FRAGMENTO DE ORIGEN:

════

Resumiendo, las cuatro propuestas: priorizar la comunidad cristiana y no tanto los ministros ordenados, un nuevo estilo de formación eclesial más comunitaria, un nuevo estilo de obispos más humano y familiar, y la presencia real de la mujer en los ámbitos de decisión en la Iglesia.

Donde la Iglesia no avance por este camino, acechan los peligros de alimentar nuevas formas de clericalismo, perdiendo capacidad evangelizadora y entrando en procesos de irrelevancia o incluso de extinción.  El camino no es fácil y tiene peligros, que no hay que subestimar. Siempre será una advertencia el recuerdo de las comunidades cristianas del norte de África, muy florecientes en la Iglesia primitiva, pero hoy desaparecidas. También Europa, que fue centro del cristianismo durante siglos, está en una profunda crisis eclesial.

════

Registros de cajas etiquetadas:
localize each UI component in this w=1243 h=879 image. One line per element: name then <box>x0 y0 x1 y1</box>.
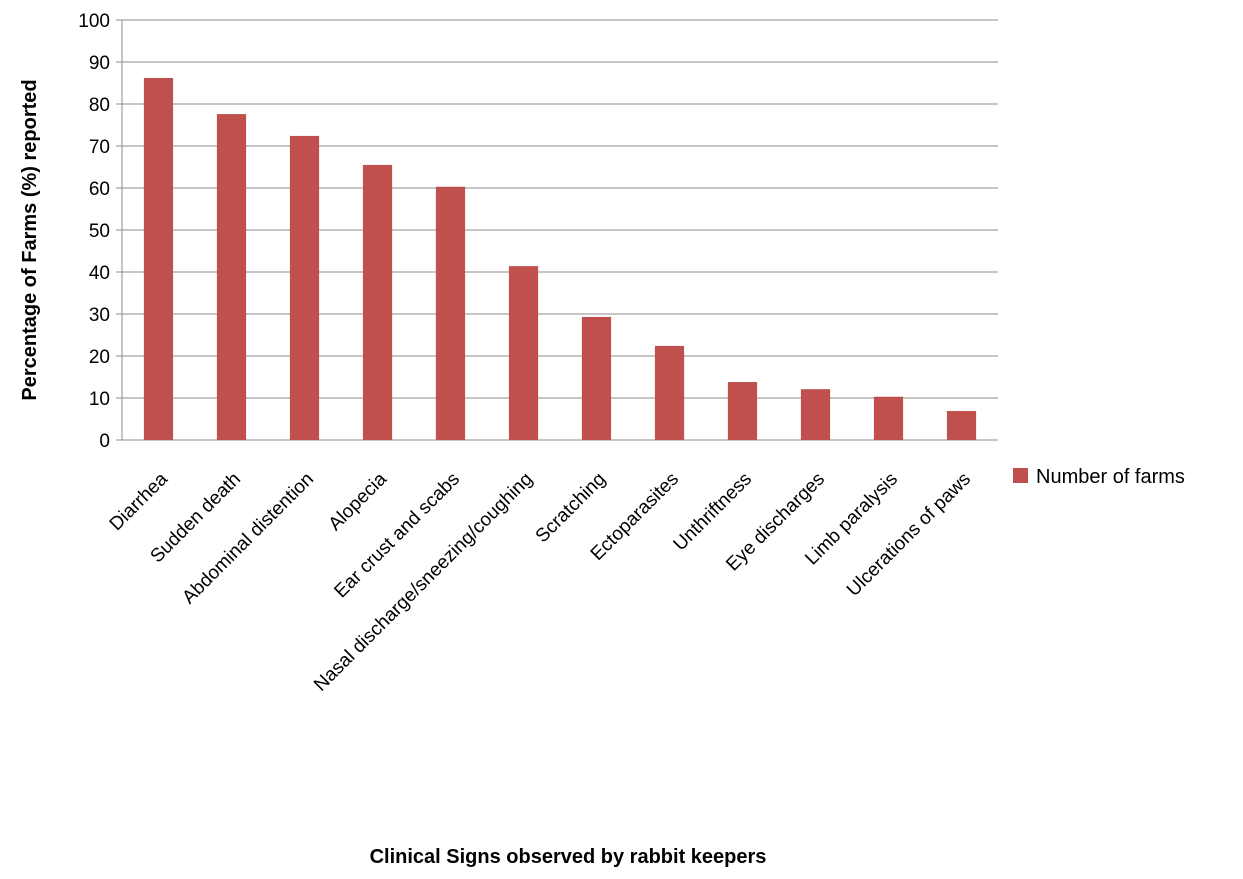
y-tick-label: 50 <box>89 221 110 242</box>
y-tick-label: 0 <box>99 431 110 452</box>
y-tick-label: 10 <box>89 389 110 410</box>
bar <box>873 396 904 440</box>
legend: Number of farms <box>1013 466 1185 488</box>
y-tick-label: 90 <box>89 53 110 74</box>
category-label: Abdominal distention <box>178 469 318 609</box>
legend-label: Number of farms <box>1036 466 1185 488</box>
bar <box>800 389 831 440</box>
y-axis-title: Percentage of Farms (%) reported <box>19 79 41 400</box>
bar <box>216 114 247 440</box>
bar <box>727 382 758 440</box>
x-axis-title: Clinical Signs observed by rabbit keeper… <box>370 846 767 868</box>
category-label: Ear crust and scabs <box>330 469 464 603</box>
category-label: Ulcerations of paws <box>843 469 975 601</box>
gridlines <box>122 19 998 399</box>
axes <box>116 19 998 441</box>
category-label: Scratching <box>532 469 610 547</box>
y-tick-label: 70 <box>89 137 110 158</box>
y-tick-label: 60 <box>89 179 110 200</box>
y-tick-label: 30 <box>89 305 110 326</box>
y-tick-labels: 0 10 20 30 40 50 60 70 80 90 100 <box>78 11 110 452</box>
category-label: Alopecia <box>325 468 392 535</box>
bar <box>289 135 320 441</box>
category-label: Diarrhea <box>106 468 173 535</box>
bar <box>654 345 685 440</box>
y-tick-label: 20 <box>89 347 110 368</box>
bar <box>435 186 466 440</box>
y-tick-label: 80 <box>89 95 110 116</box>
bar <box>946 411 977 440</box>
bar <box>581 316 612 440</box>
y-tick-label: 40 <box>89 263 110 284</box>
bars <box>143 77 977 441</box>
bar <box>143 77 174 441</box>
bar <box>508 266 539 440</box>
y-tick-label: 100 <box>78 11 110 32</box>
legend-swatch <box>1013 468 1028 483</box>
bar <box>362 164 393 440</box>
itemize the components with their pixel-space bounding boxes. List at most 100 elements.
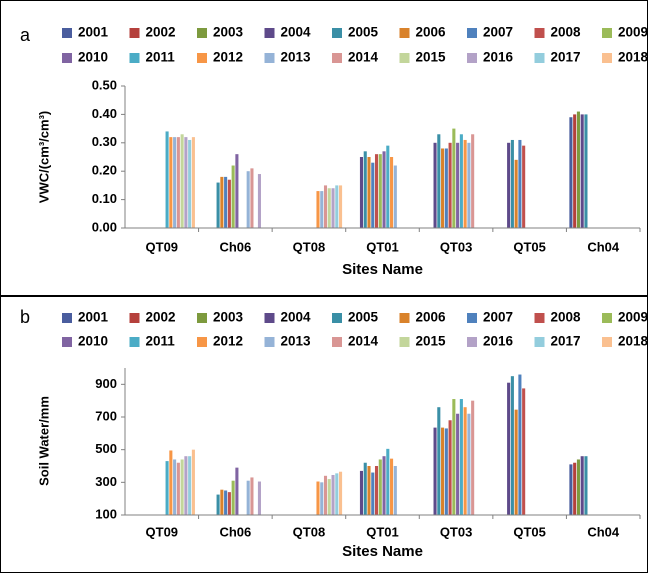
legend-swatch: [197, 28, 207, 38]
y-tick-label: 500: [95, 441, 117, 456]
legend-label: 2012: [213, 334, 243, 349]
bar: [448, 420, 452, 515]
x-tick-label: QT08: [293, 239, 326, 254]
legend-swatch: [264, 313, 275, 323]
bar: [471, 400, 475, 515]
bar: [433, 142, 437, 228]
legend-label: 2018: [618, 50, 649, 65]
bar: [320, 482, 324, 515]
bar: [191, 449, 195, 515]
bar: [382, 456, 386, 515]
legend-swatch: [602, 313, 612, 323]
bar: [584, 114, 588, 228]
y-tick-label: 700: [95, 408, 117, 423]
bar: [169, 137, 173, 228]
bar: [448, 142, 452, 228]
legend-label: 2006: [416, 25, 447, 40]
x-tick-label: QT08: [293, 524, 326, 539]
legend-label: 2006: [416, 310, 447, 325]
bar: [580, 456, 584, 515]
bar: [507, 142, 511, 228]
bar: [459, 399, 463, 515]
panel-label: b: [20, 307, 30, 327]
bar: [390, 458, 394, 515]
bar: [169, 450, 173, 515]
legend-swatch: [332, 53, 342, 63]
bar: [382, 151, 386, 228]
bar: [191, 137, 195, 228]
bar: [518, 374, 522, 515]
bar: [437, 407, 441, 515]
bar: [437, 134, 441, 228]
bar: [363, 462, 367, 515]
x-axis-title: Sites Name: [342, 261, 423, 278]
bar: [188, 139, 192, 228]
legend-swatch: [264, 28, 275, 38]
bar: [378, 154, 382, 228]
bar: [518, 139, 522, 228]
legend-swatch: [332, 28, 342, 38]
y-axis-title: VWC/(cm³/cm³): [36, 111, 51, 203]
bar: [227, 492, 231, 515]
bar: [235, 154, 239, 228]
y-tick-label: 0.30: [92, 134, 117, 149]
bar: [231, 165, 235, 228]
bar: [246, 480, 250, 515]
bar: [367, 157, 371, 228]
bar: [320, 191, 324, 228]
bar: [471, 134, 475, 228]
legend-label: 2017: [551, 334, 581, 349]
x-axis-title: Sites Name: [342, 543, 423, 560]
bar: [176, 137, 180, 228]
legend-swatch: [129, 337, 140, 347]
legend-swatch: [534, 313, 545, 323]
bar: [522, 145, 526, 228]
bar: [359, 470, 364, 515]
legend-label: 2014: [348, 50, 379, 65]
legend-label: 2011: [146, 50, 176, 65]
panel-frame: [0, 296, 648, 573]
bar: [463, 407, 467, 515]
legend-label: 2012: [213, 50, 243, 65]
y-tick-label: 100: [95, 506, 117, 521]
legend-swatch: [602, 53, 612, 63]
legend-swatch: [332, 313, 342, 323]
x-tick-label: QT03: [440, 239, 473, 254]
legend-label: 2008: [551, 25, 582, 40]
x-tick-label: Ch06: [219, 239, 251, 254]
y-tick-label: 0.00: [92, 219, 117, 234]
bar: [444, 148, 448, 228]
bar: [224, 490, 228, 515]
legend-label: 2007: [483, 25, 513, 40]
x-tick-label: QT05: [513, 524, 546, 539]
bar: [316, 481, 320, 515]
legend-label: 2005: [348, 310, 379, 325]
bar: [231, 480, 235, 515]
bar: [220, 489, 224, 515]
legend-swatch: [62, 53, 72, 63]
x-tick-label: QT03: [440, 524, 473, 539]
legend-swatch: [534, 53, 545, 63]
bar: [456, 142, 460, 228]
legend-label: 2013: [281, 50, 312, 65]
bar: [173, 137, 177, 228]
bar: [573, 114, 577, 228]
bar: [250, 477, 254, 515]
legend-swatch: [467, 53, 477, 63]
bar: [522, 388, 526, 515]
x-tick-label: QT01: [366, 524, 399, 539]
bar: [452, 399, 456, 515]
bar: [514, 159, 518, 228]
bar: [339, 471, 343, 515]
bar: [573, 462, 577, 515]
x-tick-label: QT01: [366, 239, 399, 254]
legend-label: 2003: [213, 310, 244, 325]
bar: [180, 134, 184, 228]
bar: [569, 464, 573, 515]
y-tick-label: 300: [95, 474, 117, 489]
bar: [224, 176, 228, 228]
bar: [235, 467, 239, 515]
bar: [327, 188, 331, 228]
bar: [188, 456, 192, 515]
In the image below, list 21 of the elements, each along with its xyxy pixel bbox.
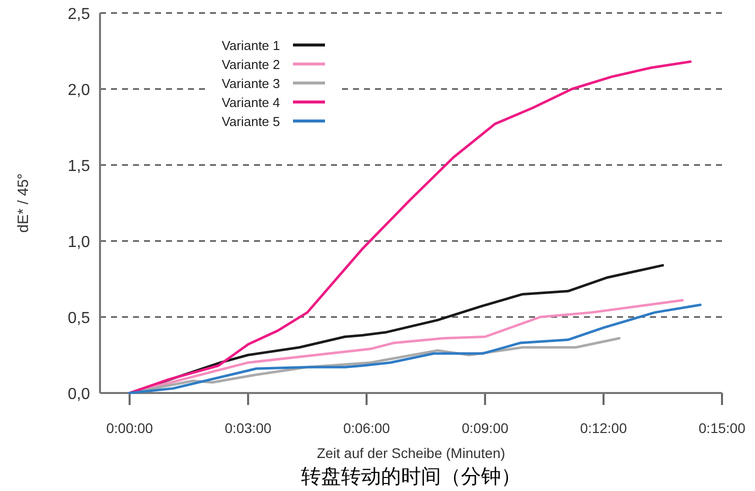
x-tick-label: 0:09:00 [462,420,509,436]
x-tick-label: 0:06:00 [343,420,390,436]
x-tick-label: 0:03:00 [224,420,272,436]
y-tick-label: 1,5 [68,158,90,175]
legend-label: Variante 5 [222,114,280,129]
y-tick-label: 0,0 [68,386,90,403]
y-axis-title: dE* / 45° [15,173,32,233]
x-tick-label: 0:12:00 [580,420,628,436]
x-tick-label: 0:15:00 [698,420,746,436]
legend-label: Variante 1 [222,38,280,53]
y-tick-label: 2,5 [68,6,90,23]
x-axis-title: Zeit auf der Scheibe (Minuten) [316,445,506,461]
y-tick-label: 1,0 [68,234,90,251]
x-tick-label: 0:00:00 [106,420,154,436]
y-tick-label: 0,5 [68,310,90,327]
line-series [128,60,692,394]
text: 转盘转动的时间（分钟） [301,466,521,488]
legend-label: Variante 3 [222,76,280,91]
legend-label: Variante 2 [222,57,280,72]
y-tick-label: 2,0 [68,82,90,99]
legend-label: Variante 4 [222,95,280,110]
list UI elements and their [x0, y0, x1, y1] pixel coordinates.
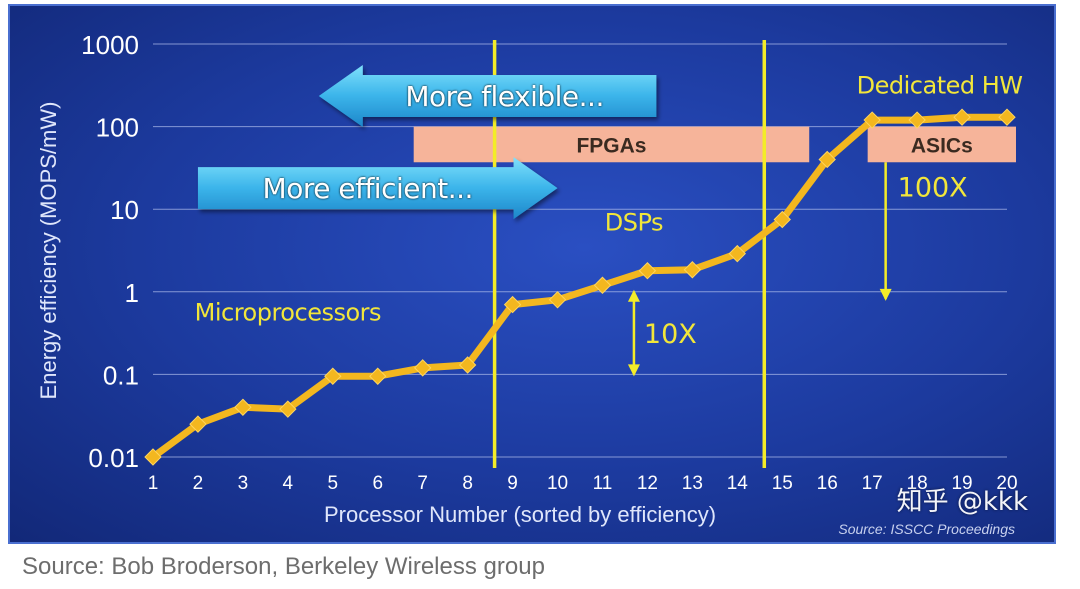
data-point	[548, 291, 567, 309]
arrow-banner-label: More efficient...	[263, 172, 473, 205]
x-tick-label: 8	[462, 473, 473, 494]
data-point	[324, 367, 342, 385]
data-point	[728, 244, 747, 263]
range-arrow-head	[627, 364, 640, 377]
category-label: Microprocessors	[195, 298, 381, 326]
arrow-banner-right	[197, 157, 558, 220]
category-label: Dedicated HW	[857, 72, 1023, 100]
x-tick-label: 12	[637, 473, 658, 494]
y-tick-label: 0.01	[88, 443, 139, 473]
band-label: ASICs	[911, 134, 973, 157]
x-tick-label: 4	[283, 473, 294, 494]
range-label: 100X	[898, 172, 968, 203]
data-point	[638, 262, 657, 280]
x-tick-label: 19	[951, 473, 972, 494]
band-asics	[867, 126, 1016, 163]
x-tick-label: 18	[907, 473, 928, 494]
x-tick-label: 2	[193, 473, 204, 494]
data-point	[908, 111, 926, 129]
data-point	[818, 150, 836, 169]
x-tick-label: 1	[148, 473, 159, 494]
data-point	[189, 415, 207, 433]
x-tick-label: 11	[593, 473, 613, 494]
x-tick-label: 3	[238, 473, 249, 494]
series-line	[149, 113, 1011, 461]
y-tick-label: 1	[125, 278, 139, 308]
x-axis-title: Processor Number (sorted by efficiency)	[324, 502, 716, 527]
y-tick-label: 10	[110, 195, 139, 225]
arrow-banner-left	[318, 64, 657, 127]
data-point	[953, 108, 971, 126]
x-tick-label: 20	[996, 473, 1017, 494]
data-point	[458, 356, 477, 374]
data-point	[503, 295, 522, 314]
x-tick-label: 5	[328, 473, 339, 494]
x-tick-label: 17	[862, 473, 883, 494]
y-tick-label: 1000	[81, 30, 139, 60]
y-axis-title: Energy efficiency (MOPS/mW)	[36, 102, 61, 400]
x-tick-label: 7	[417, 473, 428, 494]
band-label: FPGAs	[576, 134, 646, 157]
source-note: Source: ISSCC Proceedings	[838, 521, 1015, 537]
y-tick-label: 100	[96, 113, 139, 143]
data-point	[369, 367, 387, 385]
x-tick-label: 9	[507, 473, 518, 494]
x-tick-label: 10	[547, 473, 568, 494]
x-tick-label: 6	[372, 473, 383, 494]
footer-source: Source: Bob Broderson, Berkeley Wireless…	[22, 553, 545, 580]
data-point	[144, 448, 162, 466]
range-label: 10X	[644, 319, 697, 350]
slide-panel: FPGAs ASICs More flexible... More efficien…	[8, 4, 1056, 544]
category-label: DSPs	[605, 209, 663, 237]
range-arrow-head	[879, 288, 892, 301]
data-point	[593, 276, 612, 294]
arrow-banner-label: More flexible...	[405, 80, 604, 113]
data-point	[863, 111, 881, 129]
y-tick-label: 0.1	[103, 360, 139, 390]
band-fpgas	[413, 126, 810, 163]
data-point	[683, 261, 702, 279]
efficiency-chart: FPGAs ASICs More flexible... More efficien…	[36, 30, 1023, 537]
x-tick-label: 13	[682, 473, 703, 494]
x-tick-label: 15	[772, 473, 793, 494]
watermark: 知乎 @kkk	[896, 487, 1028, 517]
x-tick-label: 16	[817, 473, 838, 494]
data-point	[234, 398, 252, 416]
data-point	[413, 359, 432, 377]
data-point	[773, 210, 791, 229]
data-point	[998, 108, 1016, 126]
data-point	[279, 400, 297, 418]
range-arrow-head	[627, 289, 640, 302]
x-tick-label: 14	[727, 473, 749, 494]
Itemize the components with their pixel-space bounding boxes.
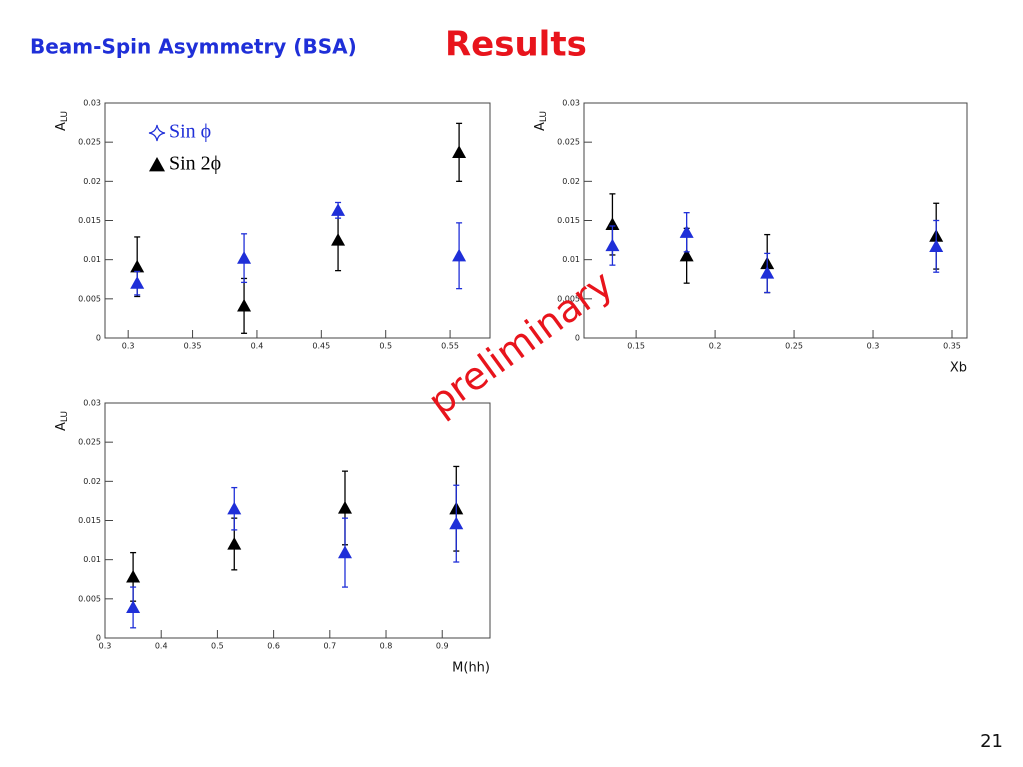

════

LO QUE HARÁS:
(a) Indica si cada una de estas afirmaciones concuerda con el fragmento sobre la Iglesia, respondiendo sí o no y citando literalmente las palabras que lo deciden: (i) una de las propuestas es dar prioridad a los ministros ordenados por encima de la comunidad cristiana; (ii) el camino propuesto no resulta fácil; (iii) las comunidades cristianas del norte de África siguen floreciendo hoy.
(b) Prosigue el fragmento sobre la Iglesia a partir de su última oración.

RESPUESTAS:
(a)
(i) No: "priorizar la comunidad cristiana y no tanto los ministros ordenados".
(ii) Sí: "El camino no es fácil y tiene peligros, que no hay que subestimar."
(iii) No: "muy florecientes en la Iglesia primitiva, pero hoy desaparecidas".

(b)
Personalmente me parece peligroso pensar que el futuro de la Iglesia pase por la formación de los presbíteros. Si ponemos en ello la prioridad, siempre tenderemos a reformular nuevos clericalismos. Creo que el futuro de la Iglesia pasa, más bien, por la creación y existencia de comunidades cristianas reales, no ficticias, en cuyo servicio habrá que formar a los presbíteros nacidos de ellas. Las vocaciones tienen que surgir de la comunidad y madurar en ella, no en ambientes asépticos de aislamiento donde pueden ocultarse o producirse deformaciones psíquicas. La formación cristiana es algo fundamental que debe ofrecerse en el contexto comunitario de todo el Pueblo de Dios.

No podemos olvidar que allí donde el cristianismo deja de ser un estilo de vida rico y exigente y se convierte en una simple tradición cultural, en costumbres o folklore, acaba perdiendo su identidad y al final es barrido por cualquier moda cultural o influencia ideológica. La historia de España de las últimas décadas nos ofrece testimonios que apuntan en esta línea.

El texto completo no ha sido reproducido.